START Provided records
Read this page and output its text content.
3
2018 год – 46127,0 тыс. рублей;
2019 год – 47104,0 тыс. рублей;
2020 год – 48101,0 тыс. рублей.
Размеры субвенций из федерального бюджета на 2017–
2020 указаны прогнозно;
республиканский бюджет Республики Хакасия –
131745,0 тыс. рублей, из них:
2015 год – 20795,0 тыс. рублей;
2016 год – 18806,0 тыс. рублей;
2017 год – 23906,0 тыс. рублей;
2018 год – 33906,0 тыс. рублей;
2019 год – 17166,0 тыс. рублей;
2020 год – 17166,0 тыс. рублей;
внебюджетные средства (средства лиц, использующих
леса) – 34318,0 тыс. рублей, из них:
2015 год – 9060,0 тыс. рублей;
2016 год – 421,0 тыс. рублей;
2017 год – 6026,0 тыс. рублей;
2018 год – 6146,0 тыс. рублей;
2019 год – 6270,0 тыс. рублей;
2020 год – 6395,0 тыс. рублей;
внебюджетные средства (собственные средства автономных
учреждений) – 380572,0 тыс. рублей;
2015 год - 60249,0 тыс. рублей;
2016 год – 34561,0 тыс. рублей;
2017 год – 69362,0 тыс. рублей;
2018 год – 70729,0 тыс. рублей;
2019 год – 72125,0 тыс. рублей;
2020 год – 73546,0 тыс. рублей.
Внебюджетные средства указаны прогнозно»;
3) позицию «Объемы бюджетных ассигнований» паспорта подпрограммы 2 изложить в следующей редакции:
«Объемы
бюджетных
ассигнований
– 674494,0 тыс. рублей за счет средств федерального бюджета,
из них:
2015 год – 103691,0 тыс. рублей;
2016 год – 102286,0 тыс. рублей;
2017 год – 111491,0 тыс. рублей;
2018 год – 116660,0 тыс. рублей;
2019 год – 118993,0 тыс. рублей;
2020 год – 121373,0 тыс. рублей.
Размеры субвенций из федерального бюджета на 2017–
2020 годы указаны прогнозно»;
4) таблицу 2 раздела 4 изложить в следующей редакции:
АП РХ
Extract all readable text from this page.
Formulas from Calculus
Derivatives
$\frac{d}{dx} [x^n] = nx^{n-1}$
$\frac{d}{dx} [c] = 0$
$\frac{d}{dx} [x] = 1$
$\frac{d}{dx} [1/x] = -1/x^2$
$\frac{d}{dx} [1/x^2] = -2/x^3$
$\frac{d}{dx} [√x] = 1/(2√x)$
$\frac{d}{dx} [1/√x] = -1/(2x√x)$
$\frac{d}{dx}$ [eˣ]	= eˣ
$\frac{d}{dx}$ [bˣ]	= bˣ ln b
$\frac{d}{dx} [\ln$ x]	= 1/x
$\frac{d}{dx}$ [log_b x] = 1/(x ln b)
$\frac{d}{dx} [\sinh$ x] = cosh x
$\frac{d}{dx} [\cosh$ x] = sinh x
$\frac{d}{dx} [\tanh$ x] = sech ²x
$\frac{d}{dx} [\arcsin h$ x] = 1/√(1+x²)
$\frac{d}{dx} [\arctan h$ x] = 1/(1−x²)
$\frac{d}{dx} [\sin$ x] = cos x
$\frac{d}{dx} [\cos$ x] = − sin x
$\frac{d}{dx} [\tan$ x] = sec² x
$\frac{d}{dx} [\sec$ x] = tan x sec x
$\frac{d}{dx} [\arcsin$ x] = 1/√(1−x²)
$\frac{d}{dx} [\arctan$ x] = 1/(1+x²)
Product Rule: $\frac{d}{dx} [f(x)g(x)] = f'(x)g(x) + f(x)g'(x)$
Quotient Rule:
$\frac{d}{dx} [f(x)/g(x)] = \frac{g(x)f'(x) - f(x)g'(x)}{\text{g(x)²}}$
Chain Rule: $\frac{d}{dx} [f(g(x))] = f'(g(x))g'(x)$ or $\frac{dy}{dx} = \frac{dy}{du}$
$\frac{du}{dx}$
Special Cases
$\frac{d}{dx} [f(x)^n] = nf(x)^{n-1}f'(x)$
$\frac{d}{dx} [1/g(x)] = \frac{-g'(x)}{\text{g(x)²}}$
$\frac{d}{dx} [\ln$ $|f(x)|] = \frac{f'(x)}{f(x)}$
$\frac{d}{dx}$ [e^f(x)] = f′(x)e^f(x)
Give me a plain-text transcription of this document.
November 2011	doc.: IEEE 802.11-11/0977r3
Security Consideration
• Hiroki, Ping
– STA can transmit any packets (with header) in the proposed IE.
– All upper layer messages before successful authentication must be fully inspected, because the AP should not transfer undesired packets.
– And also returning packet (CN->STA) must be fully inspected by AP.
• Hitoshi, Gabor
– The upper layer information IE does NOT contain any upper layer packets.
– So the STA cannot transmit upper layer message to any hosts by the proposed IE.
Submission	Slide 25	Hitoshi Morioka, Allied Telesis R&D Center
END Provided records
Brief. Output all of the material exactly as written.

Solution to the exercise.
Read this page and output its text content.
3
2018 год – 46127,0 тыс. рублей;
2019 год – 47104,0 тыс. рублей;
2020 год – 48101,0 тыс. рублей.
Размеры субвенций из федерального бюджета на 2017–
2020 указаны прогнозно;
республиканский бюджет Республики Хакасия –
131745,0 тыс. рублей, из них:
2015 год – 20795,0 тыс. рублей;
2016 год – 18806,0 тыс. рублей;
2017 год – 23906,0 тыс. рублей;
2018 год – 33906,0 тыс. рублей;
2019 год – 17166,0 тыс. рублей;
2020 год – 17166,0 тыс. рублей;
внебюджетные средства (средства лиц, использующих
леса) – 34318,0 тыс. рублей, из них:
2015 год – 9060,0 тыс. рублей;
2016 год – 421,0 тыс. рублей;
2017 год – 6026,0 тыс. рублей;
2018 год – 6146,0 тыс. рублей;
2019 год – 6270,0 тыс. рублей;
2020 год – 6395,0 тыс. рублей;
внебюджетные средства (собственные средства автономных
учреждений) – 380572,0 тыс. рублей;
2015 год - 60249,0 тыс. рублей;
2016 год – 34561,0 тыс. рублей;
2017 год – 69362,0 тыс. рублей;
2018 год – 70729,0 тыс. рублей;
2019 год – 72125,0 тыс. рублей;
2020 год – 73546,0 тыс. рублей.
Внебюджетные средства указаны прогнозно»;
3) позицию «Объемы бюджетных ассигнований» паспорта подпрограммы 2 изложить в следующей редакции:
«Объемы
бюджетных
ассигнований
– 674494,0 тыс. рублей за счет средств федерального бюджета,
из них:
2015 год – 103691,0 тыс. рублей;
2016 год – 102286,0 тыс. рублей;
2017 год – 111491,0 тыс. рублей;
2018 год – 116660,0 тыс. рублей;
2019 год – 118993,0 тыс. рублей;
2020 год – 121373,0 тыс. рублей.
Размеры субвенций из федерального бюджета на 2017–
2020 годы указаны прогнозно»;
4) таблицу 2 раздела 4 изложить в следующей редакции:
АП РХ
Extract all readable text from this page.
Formulas from Calculus
Derivatives
$\frac{d}{dx} [x^n] = nx^{n-1}$
$\frac{d}{dx} [c] = 0$
$\frac{d}{dx} [x] = 1$
$\frac{d}{dx} [1/x] = -1/x^2$
$\frac{d}{dx} [1/x^2] = -2/x^3$
$\frac{d}{dx} [√x] = 1/(2√x)$
$\frac{d}{dx} [1/√x] = -1/(2x√x)$
$\frac{d}{dx}$ [eˣ]	= eˣ
$\frac{d}{dx}$ [bˣ]	= bˣ ln b
$\frac{d}{dx} [\ln$ x]	= 1/x
$\frac{d}{dx}$ [log_b x] = 1/(x ln b)
$\frac{d}{dx} [\sinh$ x] = cosh x
$\frac{d}{dx} [\cosh$ x] = sinh x
$\frac{d}{dx} [\tanh$ x] = sech ²x
$\frac{d}{dx} [\arcsin h$ x] = 1/√(1+x²)
$\frac{d}{dx} [\arctan h$ x] = 1/(1−x²)
$\frac{d}{dx} [\sin$ x] = cos x
$\frac{d}{dx} [\cos$ x] = − sin x
$\frac{d}{dx} [\tan$ x] = sec² x
$\frac{d}{dx} [\sec$ x] = tan x sec x
$\frac{d}{dx} [\arcsin$ x] = 1/√(1−x²)
$\frac{d}{dx} [\arctan$ x] = 1/(1+x²)
Product Rule: $\frac{d}{dx} [f(x)g(x)] = f'(x)g(x) + f(x)g'(x)$
Quotient Rule:
$\frac{d}{dx} [f(x)/g(x)] = \frac{g(x)f'(x) - f(x)g'(x)}{\text{g(x)²}}$
Chain Rule: $\frac{d}{dx} [f(g(x))] = f'(g(x))g'(x)$ or $\frac{dy}{dx} = \frac{dy}{du}$
$\frac{du}{dx}$
Special Cases
$\frac{d}{dx} [f(x)^n] = nf(x)^{n-1}f'(x)$
$\frac{d}{dx} [1/g(x)] = \frac{-g'(x)}{\text{g(x)²}}$
$\frac{d}{dx} [\ln$ $|f(x)|] = \frac{f'(x)}{f(x)}$
$\frac{d}{dx}$ [e^f(x)] = f′(x)e^f(x)
Give me a plain-text transcription of this document.
November 2011	doc.: IEEE 802.11-11/0977r3
Security Consideration
• Hiroki, Ping
– STA can transmit any packets (with header) in the proposed IE.
– All upper layer messages before successful authentication must be fully inspected, because the AP should not transfer undesired packets.
– And also returning packet (CN->STA) must be fully inspected by AP.
• Hitoshi, Gabor
– The upper layer information IE does NOT contain any upper layer packets.
– So the STA cannot transmit upper layer message to any hosts by the proposed IE.
Submission	Slide 25	Hitoshi Morioka, Allied Telesis R&D Center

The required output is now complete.